- _Records to process_:
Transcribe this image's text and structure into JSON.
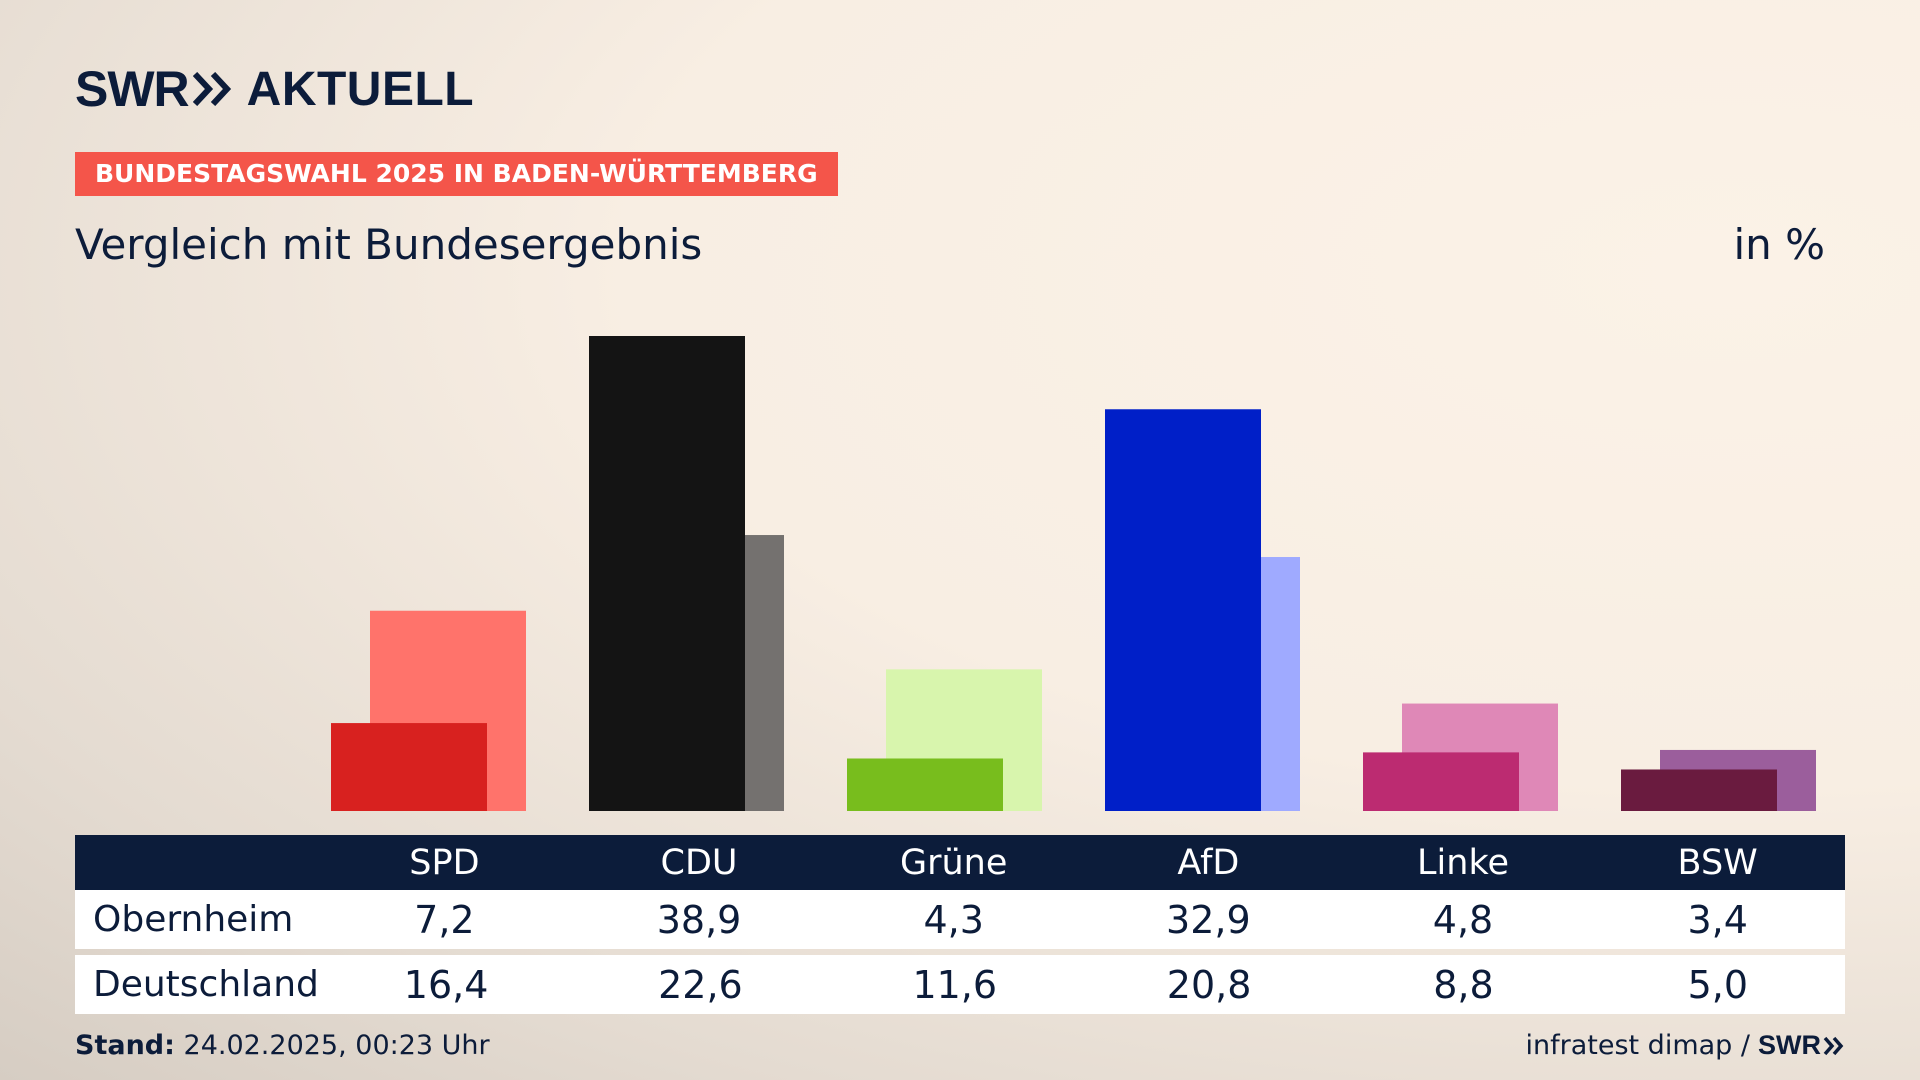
{
  "header": {
    "logo_swr": "SWR",
    "logo_brand": "AKTUELL",
    "tagline": "BUNDESTAGSWAHL 2025 IN BADEN-WÜRTTEMBERG",
    "subtitle": "Vergleich mit Bundesergebnis",
    "unit": "in %"
  },
  "table": {
    "row1_label": "Obernheim",
    "row2_label": "Deutschland",
    "headers": [
      "SPD",
      "CDU",
      "Grüne",
      "AfD",
      "Linke",
      "BSW"
    ],
    "row1_values": [
      "7,2",
      "38,9",
      "4,3",
      "32,9",
      "4,8",
      "3,4"
    ],
    "row2_values": [
      "16,4",
      "22,6",
      "11,6",
      "20,8",
      "8,8",
      "5,0"
    ]
  },
  "footer": {
    "stand_label": "Stand:",
    "stand_value": "24.02.2025, 00:23 Uhr",
    "source": "infratest dimap /",
    "source_logo": "SWR"
  },
  "chart_data": {
    "type": "bar",
    "categories": [
      "SPD",
      "CDU",
      "Grüne",
      "AfD",
      "Linke",
      "BSW"
    ],
    "series": [
      {
        "name": "Obernheim",
        "values": [
          7.2,
          38.9,
          4.3,
          32.9,
          4.8,
          3.4
        ]
      },
      {
        "name": "Deutschland",
        "values": [
          16.4,
          22.6,
          11.6,
          20.8,
          8.8,
          5.0
        ]
      }
    ],
    "ylim": [
      0,
      40
    ],
    "colors_primary": [
      "#d8211f",
      "#141414",
      "#78bd1d",
      "#001fc8",
      "#bc2b71",
      "#6a1b3f"
    ],
    "colors_secondary": [
      "#ff736b",
      "#74716f",
      "#d8f5ad",
      "#9faaff",
      "#df88b7",
      "#9b5e9c"
    ]
  }
}
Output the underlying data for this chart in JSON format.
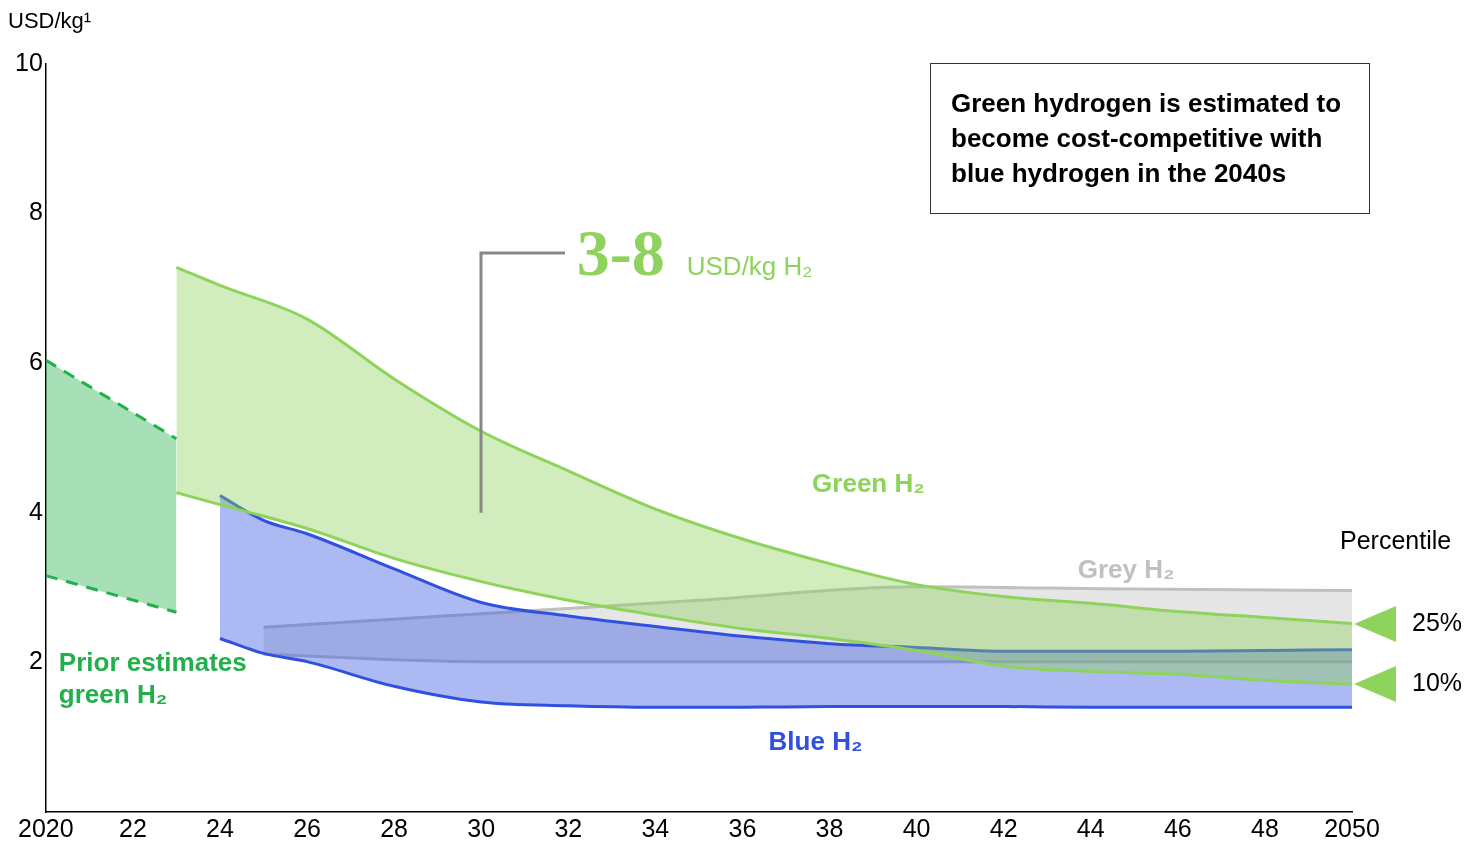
{
  "chart_data": {
    "type": "area",
    "ylabel": "USD/kg¹",
    "legend_title": "Percentile",
    "annotations": [
      "Green hydrogen is estimated to become cost-competitive with blue hydrogen in the 2040s",
      "3-8 USD/kg H₂",
      {
        "text": "25%",
        "x": 2050,
        "y": 2.52
      },
      {
        "text": "10%",
        "x": 2050,
        "y": 1.71
      }
    ],
    "series": [
      {
        "type": "line",
        "color": "#22b04b",
        "line_style": "dashed",
        "x": [
          2020,
          2023
        ],
        "values": [
          3.16,
          2.67
        ]
      },
      {
        "name": "Prior estimates green H₂",
        "color": "#22b04b",
        "line_style": "dashed",
        "x": [
          2020,
          2023
        ],
        "values": [
          6.04,
          4.99
        ]
      },
      {
        "type": "line",
        "color": "#8ed35b",
        "x": [
          2023,
          2024,
          2026,
          2028,
          2030,
          2032,
          2034,
          2036,
          2038,
          2040,
          2042,
          2044,
          2046,
          2048,
          2050
        ],
        "values": [
          4.27,
          4.11,
          3.79,
          3.39,
          3.08,
          2.83,
          2.63,
          2.45,
          2.32,
          2.16,
          1.95,
          1.88,
          1.84,
          1.76,
          1.71
        ]
      },
      {
        "name": "Green H₂",
        "color": "#8ed35b",
        "x": [
          2023,
          2024,
          2026,
          2028,
          2030,
          2032,
          2034,
          2036,
          2038,
          2040,
          2042,
          2044,
          2046,
          2048,
          2050
        ],
        "values": [
          7.28,
          7.04,
          6.59,
          5.79,
          5.09,
          4.56,
          4.05,
          3.65,
          3.32,
          3.04,
          2.88,
          2.79,
          2.68,
          2.6,
          2.52
        ]
      },
      {
        "type": "line",
        "color": "#3050e0",
        "x": [
          2024,
          2025,
          2026,
          2028,
          2030,
          2032,
          2034,
          2036,
          2038,
          2040,
          2042,
          2044,
          2046,
          2048,
          2050
        ],
        "values": [
          2.32,
          2.12,
          2.01,
          1.68,
          1.47,
          1.42,
          1.4,
          1.4,
          1.41,
          1.41,
          1.41,
          1.4,
          1.4,
          1.4,
          1.4
        ]
      },
      {
        "name": "Blue H₂",
        "color": "#3050e0",
        "x": [
          2024,
          2025,
          2026,
          2028,
          2030,
          2032,
          2034,
          2036,
          2038,
          2040,
          2042,
          2044,
          2046,
          2048,
          2050
        ],
        "values": [
          4.23,
          3.9,
          3.72,
          3.25,
          2.8,
          2.62,
          2.48,
          2.35,
          2.25,
          2.2,
          2.15,
          2.15,
          2.15,
          2.16,
          2.17
        ]
      },
      {
        "type": "line",
        "color": "#c0c0c0",
        "x": [
          2025,
          2030,
          2035,
          2040,
          2045,
          2050
        ],
        "values": [
          2.11,
          2.01,
          2.01,
          2.01,
          2.01,
          2.01
        ]
      },
      {
        "name": "Grey H₂",
        "color": "#c0c0c0",
        "x": [
          2025,
          2030,
          2035,
          2040,
          2045,
          2050
        ],
        "values": [
          2.47,
          2.65,
          2.83,
          3.01,
          2.98,
          2.96
        ]
      }
    ],
    "xlim": [
      2020,
      2050
    ],
    "xticks": [
      2020,
      {
        "value": 2022,
        "label": "22"
      },
      {
        "value": 2024,
        "label": "24"
      },
      {
        "value": 2026,
        "label": "26"
      },
      {
        "value": 2028,
        "label": "28"
      },
      {
        "value": 2030,
        "label": "30"
      },
      {
        "value": 2032,
        "label": "32"
      },
      {
        "value": 2034,
        "label": "34"
      },
      {
        "value": 2036,
        "label": "36"
      },
      {
        "value": 2038,
        "label": "38"
      },
      {
        "value": 2040,
        "label": "40"
      },
      {
        "value": 2042,
        "label": "42"
      },
      {
        "value": 2044,
        "label": "44"
      },
      {
        "value": 2046,
        "label": "46"
      },
      {
        "value": 2048,
        "label": "48"
      },
      2050
    ],
    "ylim": [
      0,
      10
    ],
    "yticks": [
      2,
      4,
      6,
      8,
      10
    ],
    "grid": false,
    "legend": false
  }
}
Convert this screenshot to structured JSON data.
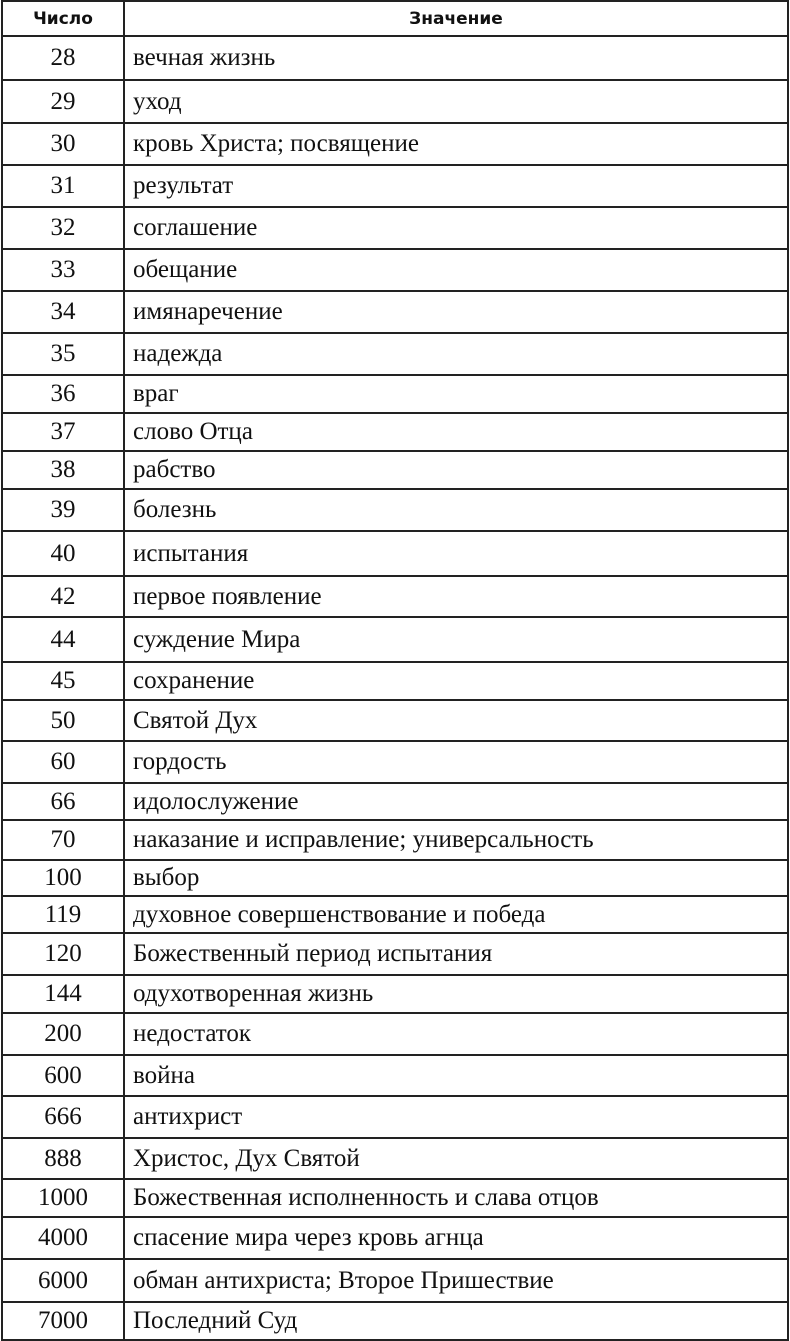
{
  "table": {
    "headers": [
      "Число",
      "Значение"
    ],
    "rows": [
      {
        "number": "28",
        "meaning": "вечная жизнь"
      },
      {
        "number": "29",
        "meaning": "уход"
      },
      {
        "number": "30",
        "meaning": "кровь Христа; посвящение"
      },
      {
        "number": "31",
        "meaning": "результат"
      },
      {
        "number": "32",
        "meaning": "соглашение"
      },
      {
        "number": "33",
        "meaning": "обещание"
      },
      {
        "number": "34",
        "meaning": "имянаречение"
      },
      {
        "number": "35",
        "meaning": "надежда"
      },
      {
        "number": "36",
        "meaning": "враг"
      },
      {
        "number": "37",
        "meaning": "слово Отца"
      },
      {
        "number": "38",
        "meaning": "рабство"
      },
      {
        "number": "39",
        "meaning": "болезнь"
      },
      {
        "number": "40",
        "meaning": "испытания"
      },
      {
        "number": "42",
        "meaning": "первое появление"
      },
      {
        "number": "44",
        "meaning": "суждение Мира"
      },
      {
        "number": "45",
        "meaning": "сохранение"
      },
      {
        "number": "50",
        "meaning": "Святой Дух"
      },
      {
        "number": "60",
        "meaning": "гордость"
      },
      {
        "number": "66",
        "meaning": "идолослужение"
      },
      {
        "number": "70",
        "meaning": "наказание и исправление; универсальность"
      },
      {
        "number": "100",
        "meaning": "выбор"
      },
      {
        "number": "119",
        "meaning": "духовное совершенствование и победа"
      },
      {
        "number": "120",
        "meaning": "Божественный период испытания"
      },
      {
        "number": "144",
        "meaning": "одухотворенная жизнь"
      },
      {
        "number": "200",
        "meaning": "недостаток"
      },
      {
        "number": "600",
        "meaning": "война"
      },
      {
        "number": "666",
        "meaning": "антихрист"
      },
      {
        "number": "888",
        "meaning": "Христос, Дух Святой"
      },
      {
        "number": "1000",
        "meaning": "Божественная исполненность и слава отцов"
      },
      {
        "number": "4000",
        "meaning": "спасение мира через кровь агнца"
      },
      {
        "number": "6000",
        "meaning": "обман антихриста; Второе Пришествие"
      },
      {
        "number": "7000",
        "meaning": "Последний Суд"
      }
    ]
  }
}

- _Required task_: Find every line in the records above that holds the word "text", and copy each one.

- _Answer_:
Transcribe this image's text and structure into JSON.
        "text": "25%",
        "text": "10%",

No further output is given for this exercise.